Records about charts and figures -
※

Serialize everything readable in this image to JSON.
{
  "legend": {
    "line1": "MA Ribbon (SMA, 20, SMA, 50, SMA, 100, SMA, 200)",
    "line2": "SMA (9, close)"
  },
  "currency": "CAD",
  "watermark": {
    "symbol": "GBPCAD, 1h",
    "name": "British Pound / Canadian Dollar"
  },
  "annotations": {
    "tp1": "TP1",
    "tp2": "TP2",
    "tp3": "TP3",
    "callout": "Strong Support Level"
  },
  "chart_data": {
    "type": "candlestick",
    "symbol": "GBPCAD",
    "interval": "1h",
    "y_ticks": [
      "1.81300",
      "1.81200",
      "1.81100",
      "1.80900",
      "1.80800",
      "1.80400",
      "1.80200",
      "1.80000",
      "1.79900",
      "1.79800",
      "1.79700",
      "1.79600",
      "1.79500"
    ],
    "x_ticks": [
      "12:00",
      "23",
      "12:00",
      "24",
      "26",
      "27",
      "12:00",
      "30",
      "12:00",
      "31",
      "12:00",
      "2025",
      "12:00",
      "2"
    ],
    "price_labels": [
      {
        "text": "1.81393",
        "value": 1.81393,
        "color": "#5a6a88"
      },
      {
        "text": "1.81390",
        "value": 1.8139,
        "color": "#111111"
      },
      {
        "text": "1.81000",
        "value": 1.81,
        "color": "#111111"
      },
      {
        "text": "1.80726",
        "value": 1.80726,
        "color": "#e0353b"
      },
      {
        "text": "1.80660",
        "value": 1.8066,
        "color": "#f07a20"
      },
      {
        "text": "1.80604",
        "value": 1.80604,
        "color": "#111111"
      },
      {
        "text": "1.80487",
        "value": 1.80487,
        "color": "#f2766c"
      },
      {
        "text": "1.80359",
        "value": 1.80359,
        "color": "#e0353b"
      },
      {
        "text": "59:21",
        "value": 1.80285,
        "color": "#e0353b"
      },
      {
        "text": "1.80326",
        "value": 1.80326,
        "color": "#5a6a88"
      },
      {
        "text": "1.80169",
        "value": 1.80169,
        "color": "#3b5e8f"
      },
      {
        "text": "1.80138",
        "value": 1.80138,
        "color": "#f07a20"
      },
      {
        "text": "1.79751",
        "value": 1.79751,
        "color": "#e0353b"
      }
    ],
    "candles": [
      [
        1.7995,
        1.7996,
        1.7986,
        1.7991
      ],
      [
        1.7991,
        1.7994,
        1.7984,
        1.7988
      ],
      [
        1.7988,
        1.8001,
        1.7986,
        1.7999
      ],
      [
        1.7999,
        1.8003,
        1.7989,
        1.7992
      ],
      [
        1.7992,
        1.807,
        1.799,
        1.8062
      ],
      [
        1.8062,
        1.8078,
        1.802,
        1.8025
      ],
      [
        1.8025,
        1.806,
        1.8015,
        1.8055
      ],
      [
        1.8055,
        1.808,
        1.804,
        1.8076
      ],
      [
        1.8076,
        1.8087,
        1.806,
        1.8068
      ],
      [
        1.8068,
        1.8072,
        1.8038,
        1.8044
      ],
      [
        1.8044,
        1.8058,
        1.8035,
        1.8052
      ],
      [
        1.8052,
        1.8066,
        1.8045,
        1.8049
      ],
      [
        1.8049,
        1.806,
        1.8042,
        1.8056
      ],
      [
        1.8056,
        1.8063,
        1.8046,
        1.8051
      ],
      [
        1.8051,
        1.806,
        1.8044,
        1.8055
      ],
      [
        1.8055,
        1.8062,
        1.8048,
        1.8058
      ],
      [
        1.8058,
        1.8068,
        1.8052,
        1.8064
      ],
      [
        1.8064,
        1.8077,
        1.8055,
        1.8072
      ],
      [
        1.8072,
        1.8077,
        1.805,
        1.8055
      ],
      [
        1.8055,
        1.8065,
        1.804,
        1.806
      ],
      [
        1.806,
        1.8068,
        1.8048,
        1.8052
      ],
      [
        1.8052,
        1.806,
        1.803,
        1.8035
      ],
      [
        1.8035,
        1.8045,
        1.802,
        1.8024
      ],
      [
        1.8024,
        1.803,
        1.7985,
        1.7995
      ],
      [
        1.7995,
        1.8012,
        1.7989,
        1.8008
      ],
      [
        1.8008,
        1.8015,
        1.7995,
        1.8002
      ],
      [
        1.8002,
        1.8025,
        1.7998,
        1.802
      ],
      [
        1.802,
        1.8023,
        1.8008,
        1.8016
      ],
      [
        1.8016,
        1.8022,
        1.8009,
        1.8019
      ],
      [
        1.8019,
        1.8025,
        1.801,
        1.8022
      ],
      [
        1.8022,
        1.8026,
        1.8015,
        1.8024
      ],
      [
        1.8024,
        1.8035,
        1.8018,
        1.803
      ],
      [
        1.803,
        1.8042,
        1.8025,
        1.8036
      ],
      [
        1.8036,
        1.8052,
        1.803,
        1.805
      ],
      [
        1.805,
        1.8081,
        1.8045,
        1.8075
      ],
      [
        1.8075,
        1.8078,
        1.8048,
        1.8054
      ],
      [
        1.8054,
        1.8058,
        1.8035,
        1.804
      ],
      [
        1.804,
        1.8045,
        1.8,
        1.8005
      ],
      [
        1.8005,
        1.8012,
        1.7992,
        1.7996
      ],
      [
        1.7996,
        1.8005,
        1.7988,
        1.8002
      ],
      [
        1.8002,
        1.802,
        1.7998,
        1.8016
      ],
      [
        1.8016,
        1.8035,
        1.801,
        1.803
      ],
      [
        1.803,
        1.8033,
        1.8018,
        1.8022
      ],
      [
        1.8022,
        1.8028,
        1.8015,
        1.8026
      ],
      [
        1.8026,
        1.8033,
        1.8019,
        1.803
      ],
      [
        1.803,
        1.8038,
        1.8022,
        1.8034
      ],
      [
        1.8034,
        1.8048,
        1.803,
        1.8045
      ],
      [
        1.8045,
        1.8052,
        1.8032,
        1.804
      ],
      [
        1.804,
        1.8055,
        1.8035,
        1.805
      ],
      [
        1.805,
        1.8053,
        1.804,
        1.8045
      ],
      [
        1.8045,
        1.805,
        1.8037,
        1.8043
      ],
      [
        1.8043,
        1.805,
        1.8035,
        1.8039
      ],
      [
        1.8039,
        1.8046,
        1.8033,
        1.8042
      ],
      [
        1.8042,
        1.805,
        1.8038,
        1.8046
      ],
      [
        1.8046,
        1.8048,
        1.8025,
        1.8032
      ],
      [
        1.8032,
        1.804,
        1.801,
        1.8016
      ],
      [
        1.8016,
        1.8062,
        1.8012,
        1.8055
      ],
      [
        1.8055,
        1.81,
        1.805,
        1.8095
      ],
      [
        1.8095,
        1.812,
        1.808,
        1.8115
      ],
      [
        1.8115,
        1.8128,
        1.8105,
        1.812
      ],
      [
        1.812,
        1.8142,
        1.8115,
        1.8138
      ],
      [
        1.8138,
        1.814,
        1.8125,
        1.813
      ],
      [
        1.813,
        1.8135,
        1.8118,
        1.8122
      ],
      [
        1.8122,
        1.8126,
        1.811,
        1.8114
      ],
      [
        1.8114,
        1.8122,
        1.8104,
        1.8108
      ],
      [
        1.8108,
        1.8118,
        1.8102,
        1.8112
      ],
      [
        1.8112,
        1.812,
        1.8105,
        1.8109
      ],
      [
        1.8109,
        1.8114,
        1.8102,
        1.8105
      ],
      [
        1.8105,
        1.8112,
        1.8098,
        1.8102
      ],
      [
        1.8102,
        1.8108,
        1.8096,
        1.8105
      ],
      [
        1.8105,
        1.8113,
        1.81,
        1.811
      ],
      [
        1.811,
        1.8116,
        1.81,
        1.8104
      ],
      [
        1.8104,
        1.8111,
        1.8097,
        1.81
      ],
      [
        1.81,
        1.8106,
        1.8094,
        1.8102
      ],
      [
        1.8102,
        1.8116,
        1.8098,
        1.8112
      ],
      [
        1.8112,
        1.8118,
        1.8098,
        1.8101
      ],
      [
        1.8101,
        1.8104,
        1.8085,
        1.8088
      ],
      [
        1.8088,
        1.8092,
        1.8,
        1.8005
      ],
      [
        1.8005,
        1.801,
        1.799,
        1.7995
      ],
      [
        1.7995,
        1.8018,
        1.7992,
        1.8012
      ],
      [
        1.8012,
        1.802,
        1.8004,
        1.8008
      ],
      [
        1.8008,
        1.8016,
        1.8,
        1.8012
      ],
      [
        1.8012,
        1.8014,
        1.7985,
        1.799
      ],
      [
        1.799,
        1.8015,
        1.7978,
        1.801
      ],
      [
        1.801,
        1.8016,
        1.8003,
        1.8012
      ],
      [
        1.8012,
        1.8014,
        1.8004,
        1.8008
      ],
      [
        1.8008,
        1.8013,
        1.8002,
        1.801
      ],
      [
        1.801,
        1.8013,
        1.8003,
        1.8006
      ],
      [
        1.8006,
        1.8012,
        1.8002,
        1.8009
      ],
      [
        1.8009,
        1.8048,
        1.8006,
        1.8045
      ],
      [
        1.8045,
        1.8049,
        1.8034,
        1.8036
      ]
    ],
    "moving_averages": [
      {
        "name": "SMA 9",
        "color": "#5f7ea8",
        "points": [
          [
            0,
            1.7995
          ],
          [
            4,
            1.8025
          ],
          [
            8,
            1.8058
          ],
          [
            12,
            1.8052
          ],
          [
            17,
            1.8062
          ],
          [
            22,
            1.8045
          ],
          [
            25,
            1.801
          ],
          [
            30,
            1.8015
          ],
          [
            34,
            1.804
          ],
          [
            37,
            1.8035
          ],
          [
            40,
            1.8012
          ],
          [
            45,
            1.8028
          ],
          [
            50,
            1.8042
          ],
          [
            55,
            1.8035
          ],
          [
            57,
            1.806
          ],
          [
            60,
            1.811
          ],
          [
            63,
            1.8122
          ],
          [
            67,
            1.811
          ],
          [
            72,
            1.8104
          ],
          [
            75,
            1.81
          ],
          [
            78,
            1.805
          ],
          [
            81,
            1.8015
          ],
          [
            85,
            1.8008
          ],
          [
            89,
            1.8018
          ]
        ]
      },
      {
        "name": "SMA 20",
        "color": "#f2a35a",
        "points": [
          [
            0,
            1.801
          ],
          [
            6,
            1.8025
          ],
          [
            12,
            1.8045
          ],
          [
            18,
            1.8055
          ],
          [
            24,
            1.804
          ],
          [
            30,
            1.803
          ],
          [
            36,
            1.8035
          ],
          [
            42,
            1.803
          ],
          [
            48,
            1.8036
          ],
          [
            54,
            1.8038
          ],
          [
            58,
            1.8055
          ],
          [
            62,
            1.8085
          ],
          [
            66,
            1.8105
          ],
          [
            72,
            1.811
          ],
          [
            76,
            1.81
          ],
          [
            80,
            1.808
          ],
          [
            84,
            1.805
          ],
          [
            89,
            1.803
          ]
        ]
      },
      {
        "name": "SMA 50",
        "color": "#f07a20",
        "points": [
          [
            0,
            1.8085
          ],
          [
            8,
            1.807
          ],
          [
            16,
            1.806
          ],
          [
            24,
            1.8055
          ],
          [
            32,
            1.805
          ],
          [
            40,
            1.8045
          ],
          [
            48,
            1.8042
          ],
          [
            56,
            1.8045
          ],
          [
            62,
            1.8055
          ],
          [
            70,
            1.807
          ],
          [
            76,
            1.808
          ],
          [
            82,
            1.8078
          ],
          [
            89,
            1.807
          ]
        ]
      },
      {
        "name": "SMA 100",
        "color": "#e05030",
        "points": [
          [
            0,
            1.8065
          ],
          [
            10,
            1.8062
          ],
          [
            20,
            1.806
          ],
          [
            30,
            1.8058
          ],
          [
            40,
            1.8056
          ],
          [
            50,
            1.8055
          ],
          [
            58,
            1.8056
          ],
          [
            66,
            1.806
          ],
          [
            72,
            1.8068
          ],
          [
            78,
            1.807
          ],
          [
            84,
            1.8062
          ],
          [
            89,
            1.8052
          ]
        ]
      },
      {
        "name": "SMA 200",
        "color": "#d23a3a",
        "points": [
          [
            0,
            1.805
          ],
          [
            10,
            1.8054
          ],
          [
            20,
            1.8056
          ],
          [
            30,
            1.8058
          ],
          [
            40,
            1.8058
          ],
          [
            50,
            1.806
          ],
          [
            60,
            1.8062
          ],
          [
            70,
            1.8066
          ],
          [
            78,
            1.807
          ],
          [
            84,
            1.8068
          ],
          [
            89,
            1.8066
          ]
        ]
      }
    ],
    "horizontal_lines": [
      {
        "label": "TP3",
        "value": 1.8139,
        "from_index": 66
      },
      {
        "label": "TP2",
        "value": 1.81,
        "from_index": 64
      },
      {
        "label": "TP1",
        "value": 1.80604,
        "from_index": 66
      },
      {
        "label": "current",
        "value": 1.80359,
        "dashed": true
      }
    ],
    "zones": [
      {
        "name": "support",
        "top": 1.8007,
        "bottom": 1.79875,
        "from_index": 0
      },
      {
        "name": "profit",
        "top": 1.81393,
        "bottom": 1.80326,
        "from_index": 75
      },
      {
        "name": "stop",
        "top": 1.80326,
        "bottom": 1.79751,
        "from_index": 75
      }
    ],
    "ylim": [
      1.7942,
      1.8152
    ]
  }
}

※

AIM - Identify which lines contain the word "name" and copy each one.

FULL OUTPUT -
    "name": "British Pound / Canadian Dollar"
        "name": "SMA 9",
        "name": "SMA 20",
        "name": "SMA 50",
        "name": "SMA 100",
        "name": "SMA 200",
        "name": "support",
        "name": "profit",
        "name": "stop",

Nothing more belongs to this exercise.